What to work on:
Set down the full listing exactly as given. Any pictures are to be left out.
--- start of Material to process ---
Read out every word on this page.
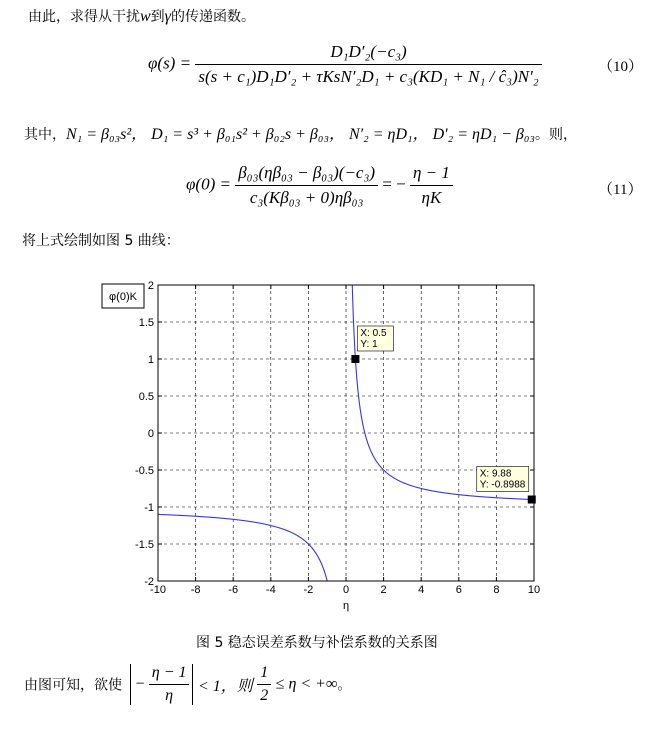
由此，求得从干扰w到γ的传递函数。
$\varphi(s) = \frac{\text{D₁D′₂(−c₃)}}{\text{s(s + c₁)D₁D′₂ + τKsN′₂D₁ + c₃(KD₁ + N₁ / ĉ₃)N′₂}}$	（10）
其中，N₁ = β₀₃s²， D₁ = s³ + β₀₁s² + β₀₂s + β₀₃， N′₂ = ηD₁， D′₂ = ηD₁ − β₀₃。则，
$\varphi(0) = \frac{\text{β₀₃(ηβ₀₃ − β₀₃)(−c₃)}}{\text{c₃(Kβ₀₃ + 0)ηβ₀₃}}$ = − $\frac{\eta - 1}{\eta K}$	（11）
将上式绘制如图 5 曲线：
φ(0)K
-10 -8	-6	-4	-2	0	2	4	6	8	10
2
1.5
1
0.5
0
-0.5
-1
-1.5
-2
X: 0.5
Y: 1
X: 9.88
Y: -0.8988
η
图 5 稳态误差系数与补偿系数的关系图
由图可知，欲使 − $\frac{\eta - 1}{\eta} < 1$，则 $\frac{1}{2} \le \eta$ < +∞。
--- end of Material to process ---
Answer for this exercise:
Read out every word on this page.
由此，求得从干扰w到γ的传递函数。
$\varphi(s) = \frac{\text{D₁D′₂(−c₃)}}{\text{s(s + c₁)D₁D′₂ + τKsN′₂D₁ + c₃(KD₁ + N₁ / ĉ₃)N′₂}}$	（10）
其中，N₁ = β₀₃s²， D₁ = s³ + β₀₁s² + β₀₂s + β₀₃， N′₂ = ηD₁， D′₂ = ηD₁ − β₀₃。则，
$\varphi(0) = \frac{\text{β₀₃(ηβ₀₃ − β₀₃)(−c₃)}}{\text{c₃(Kβ₀₃ + 0)ηβ₀₃}}$ = − $\frac{\eta - 1}{\eta K}$	（11）
将上式绘制如图 5 曲线：
φ(0)K
-10 -8	-6	-4	-2	0	2	4	6	8	10
2
1.5
1
0.5
0
-0.5
-1
-1.5
-2
X: 0.5
Y: 1
X: 9.88
Y: -0.8988
η
图 5 稳态误差系数与补偿系数的关系图
由图可知，欲使 − $\frac{\eta - 1}{\eta} < 1$，则 $\frac{1}{2} \le \eta$ < +∞。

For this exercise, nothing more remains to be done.